Task prompt: Could you transcribe the material below exactly, without leaving out a single line?

Stored rows:
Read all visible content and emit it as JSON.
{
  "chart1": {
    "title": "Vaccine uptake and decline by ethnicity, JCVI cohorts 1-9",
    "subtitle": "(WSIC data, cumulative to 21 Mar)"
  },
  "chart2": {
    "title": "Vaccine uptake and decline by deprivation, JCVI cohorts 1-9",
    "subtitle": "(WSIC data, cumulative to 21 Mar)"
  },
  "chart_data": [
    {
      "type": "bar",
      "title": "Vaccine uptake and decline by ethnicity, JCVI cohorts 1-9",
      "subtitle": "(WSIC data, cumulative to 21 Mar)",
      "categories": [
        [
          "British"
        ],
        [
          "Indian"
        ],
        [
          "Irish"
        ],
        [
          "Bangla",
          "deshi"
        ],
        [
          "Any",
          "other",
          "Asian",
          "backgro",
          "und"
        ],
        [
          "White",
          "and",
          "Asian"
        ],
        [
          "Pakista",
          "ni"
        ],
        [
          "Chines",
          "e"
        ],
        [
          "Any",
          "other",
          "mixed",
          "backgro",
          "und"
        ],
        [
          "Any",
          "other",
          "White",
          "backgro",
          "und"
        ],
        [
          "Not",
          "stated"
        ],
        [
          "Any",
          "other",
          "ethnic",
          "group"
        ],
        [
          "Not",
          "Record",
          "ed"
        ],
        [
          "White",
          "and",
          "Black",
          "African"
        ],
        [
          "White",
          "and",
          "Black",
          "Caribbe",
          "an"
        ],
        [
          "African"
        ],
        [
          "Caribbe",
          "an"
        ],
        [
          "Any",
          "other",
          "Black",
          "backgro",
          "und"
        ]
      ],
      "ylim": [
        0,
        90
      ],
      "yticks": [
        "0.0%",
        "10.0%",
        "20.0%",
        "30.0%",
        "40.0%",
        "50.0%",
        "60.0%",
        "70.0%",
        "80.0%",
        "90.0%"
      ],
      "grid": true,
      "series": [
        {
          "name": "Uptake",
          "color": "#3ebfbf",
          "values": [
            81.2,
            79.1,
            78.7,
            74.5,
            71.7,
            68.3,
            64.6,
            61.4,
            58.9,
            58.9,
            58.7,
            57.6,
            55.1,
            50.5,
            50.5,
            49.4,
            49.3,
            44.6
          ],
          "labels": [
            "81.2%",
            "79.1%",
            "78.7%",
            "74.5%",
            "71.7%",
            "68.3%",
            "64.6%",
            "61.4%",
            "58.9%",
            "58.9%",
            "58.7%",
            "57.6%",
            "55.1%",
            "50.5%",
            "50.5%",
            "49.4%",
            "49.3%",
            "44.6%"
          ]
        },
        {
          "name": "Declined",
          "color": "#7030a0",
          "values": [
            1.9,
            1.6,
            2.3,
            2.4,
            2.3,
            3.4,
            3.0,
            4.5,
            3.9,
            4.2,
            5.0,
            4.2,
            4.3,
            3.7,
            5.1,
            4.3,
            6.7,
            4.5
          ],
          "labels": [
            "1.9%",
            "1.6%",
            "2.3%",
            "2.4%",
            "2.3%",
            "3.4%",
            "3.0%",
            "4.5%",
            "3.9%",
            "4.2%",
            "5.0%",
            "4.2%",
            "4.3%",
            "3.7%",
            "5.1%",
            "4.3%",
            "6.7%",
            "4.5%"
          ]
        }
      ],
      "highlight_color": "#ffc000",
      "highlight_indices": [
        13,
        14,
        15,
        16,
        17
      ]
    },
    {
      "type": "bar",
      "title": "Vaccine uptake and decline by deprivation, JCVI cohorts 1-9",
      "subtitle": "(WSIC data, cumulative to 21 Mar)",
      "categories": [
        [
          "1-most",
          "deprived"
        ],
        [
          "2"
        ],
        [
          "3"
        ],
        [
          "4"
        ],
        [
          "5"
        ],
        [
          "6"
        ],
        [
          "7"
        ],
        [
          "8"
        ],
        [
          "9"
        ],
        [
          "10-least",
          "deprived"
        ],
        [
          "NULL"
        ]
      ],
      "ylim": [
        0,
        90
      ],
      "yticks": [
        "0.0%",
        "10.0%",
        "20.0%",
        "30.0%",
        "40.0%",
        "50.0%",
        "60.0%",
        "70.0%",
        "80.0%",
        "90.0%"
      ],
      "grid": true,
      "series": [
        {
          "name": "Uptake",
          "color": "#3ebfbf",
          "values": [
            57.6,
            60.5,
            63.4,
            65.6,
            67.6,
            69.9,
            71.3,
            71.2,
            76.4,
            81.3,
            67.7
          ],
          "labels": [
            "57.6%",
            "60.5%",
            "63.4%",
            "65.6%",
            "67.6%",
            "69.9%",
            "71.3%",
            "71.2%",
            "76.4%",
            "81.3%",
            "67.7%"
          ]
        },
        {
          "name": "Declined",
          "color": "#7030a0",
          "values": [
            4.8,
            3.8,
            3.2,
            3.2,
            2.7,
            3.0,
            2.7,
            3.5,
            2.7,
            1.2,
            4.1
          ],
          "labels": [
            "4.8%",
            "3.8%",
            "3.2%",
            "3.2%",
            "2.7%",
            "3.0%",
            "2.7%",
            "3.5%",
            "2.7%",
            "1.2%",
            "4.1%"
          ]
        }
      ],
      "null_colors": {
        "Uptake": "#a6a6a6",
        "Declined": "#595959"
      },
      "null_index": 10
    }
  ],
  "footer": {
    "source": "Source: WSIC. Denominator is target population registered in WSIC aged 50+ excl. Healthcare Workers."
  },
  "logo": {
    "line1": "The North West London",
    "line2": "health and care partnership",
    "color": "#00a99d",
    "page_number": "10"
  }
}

Result:
Read all visible content and emit it as JSON.
{
  "chart1": {
    "title": "Vaccine uptake and decline by ethnicity, JCVI cohorts 1-9",
    "subtitle": "(WSIC data, cumulative to 21 Mar)"
  },
  "chart2": {
    "title": "Vaccine uptake and decline by deprivation, JCVI cohorts 1-9",
    "subtitle": "(WSIC data, cumulative to 21 Mar)"
  },
  "chart_data": [
    {
      "type": "bar",
      "title": "Vaccine uptake and decline by ethnicity, JCVI cohorts 1-9",
      "subtitle": "(WSIC data, cumulative to 21 Mar)",
      "categories": [
        [
          "British"
        ],
        [
          "Indian"
        ],
        [
          "Irish"
        ],
        [
          "Bangla",
          "deshi"
        ],
        [
          "Any",
          "other",
          "Asian",
          "backgro",
          "und"
        ],
        [
          "White",
          "and",
          "Asian"
        ],
        [
          "Pakista",
          "ni"
        ],
        [
          "Chines",
          "e"
        ],
        [
          "Any",
          "other",
          "mixed",
          "backgro",
          "und"
        ],
        [
          "Any",
          "other",
          "White",
          "backgro",
          "und"
        ],
        [
          "Not",
          "stated"
        ],
        [
          "Any",
          "other",
          "ethnic",
          "group"
        ],
        [
          "Not",
          "Record",
          "ed"
        ],
        [
          "White",
          "and",
          "Black",
          "African"
        ],
        [
          "White",
          "and",
          "Black",
          "Caribbe",
          "an"
        ],
        [
          "African"
        ],
        [
          "Caribbe",
          "an"
        ],
        [
          "Any",
          "other",
          "Black",
          "backgro",
          "und"
        ]
      ],
      "ylim": [
        0,
        90
      ],
      "yticks": [
        "0.0%",
        "10.0%",
        "20.0%",
        "30.0%",
        "40.0%",
        "50.0%",
        "60.0%",
        "70.0%",
        "80.0%",
        "90.0%"
      ],
      "grid": true,
      "series": [
        {
          "name": "Uptake",
          "color": "#3ebfbf",
          "values": [
            81.2,
            79.1,
            78.7,
            74.5,
            71.7,
            68.3,
            64.6,
            61.4,
            58.9,
            58.9,
            58.7,
            57.6,
            55.1,
            50.5,
            50.5,
            49.4,
            49.3,
            44.6
          ],
          "labels": [
            "81.2%",
            "79.1%",
            "78.7%",
            "74.5%",
            "71.7%",
            "68.3%",
            "64.6%",
            "61.4%",
            "58.9%",
            "58.9%",
            "58.7%",
            "57.6%",
            "55.1%",
            "50.5%",
            "50.5%",
            "49.4%",
            "49.3%",
            "44.6%"
          ]
        },
        {
          "name": "Declined",
          "color": "#7030a0",
          "values": [
            1.9,
            1.6,
            2.3,
            2.4,
            2.3,
            3.4,
            3.0,
            4.5,
            3.9,
            4.2,
            5.0,
            4.2,
            4.3,
            3.7,
            5.1,
            4.3,
            6.7,
            4.5
          ],
          "labels": [
            "1.9%",
            "1.6%",
            "2.3%",
            "2.4%",
            "2.3%",
            "3.4%",
            "3.0%",
            "4.5%",
            "3.9%",
            "4.2%",
            "5.0%",
            "4.2%",
            "4.3%",
            "3.7%",
            "5.1%",
            "4.3%",
            "6.7%",
            "4.5%"
          ]
        }
      ],
      "highlight_color": "#ffc000",
      "highlight_indices": [
        13,
        14,
        15,
        16,
        17
      ]
    },
    {
      "type": "bar",
      "title": "Vaccine uptake and decline by deprivation, JCVI cohorts 1-9",
      "subtitle": "(WSIC data, cumulative to 21 Mar)",
      "categories": [
        [
          "1-most",
          "deprived"
        ],
        [
          "2"
        ],
        [
          "3"
        ],
        [
          "4"
        ],
        [
          "5"
        ],
        [
          "6"
        ],
        [
          "7"
        ],
        [
          "8"
        ],
        [
          "9"
        ],
        [
          "10-least",
          "deprived"
        ],
        [
          "NULL"
        ]
      ],
      "ylim": [
        0,
        90
      ],
      "yticks": [
        "0.0%",
        "10.0%",
        "20.0%",
        "30.0%",
        "40.0%",
        "50.0%",
        "60.0%",
        "70.0%",
        "80.0%",
        "90.0%"
      ],
      "grid": true,
      "series": [
        {
          "name": "Uptake",
          "color": "#3ebfbf",
          "values": [
            57.6,
            60.5,
            63.4,
            65.6,
            67.6,
            69.9,
            71.3,
            71.2,
            76.4,
            81.3,
            67.7
          ],
          "labels": [
            "57.6%",
            "60.5%",
            "63.4%",
            "65.6%",
            "67.6%",
            "69.9%",
            "71.3%",
            "71.2%",
            "76.4%",
            "81.3%",
            "67.7%"
          ]
        },
        {
          "name": "Declined",
          "color": "#7030a0",
          "values": [
            4.8,
            3.8,
            3.2,
            3.2,
            2.7,
            3.0,
            2.7,
            3.5,
            2.7,
            1.2,
            4.1
          ],
          "labels": [
            "4.8%",
            "3.8%",
            "3.2%",
            "3.2%",
            "2.7%",
            "3.0%",
            "2.7%",
            "3.5%",
            "2.7%",
            "1.2%",
            "4.1%"
          ]
        }
      ],
      "null_colors": {
        "Uptake": "#a6a6a6",
        "Declined": "#595959"
      },
      "null_index": 10
    }
  ],
  "footer": {
    "source": "Source: WSIC. Denominator is target population registered in WSIC aged 50+ excl. Healthcare Workers."
  },
  "logo": {
    "line1": "The North West London",
    "line2": "health and care partnership",
    "color": "#00a99d",
    "page_number": "10"
  }
}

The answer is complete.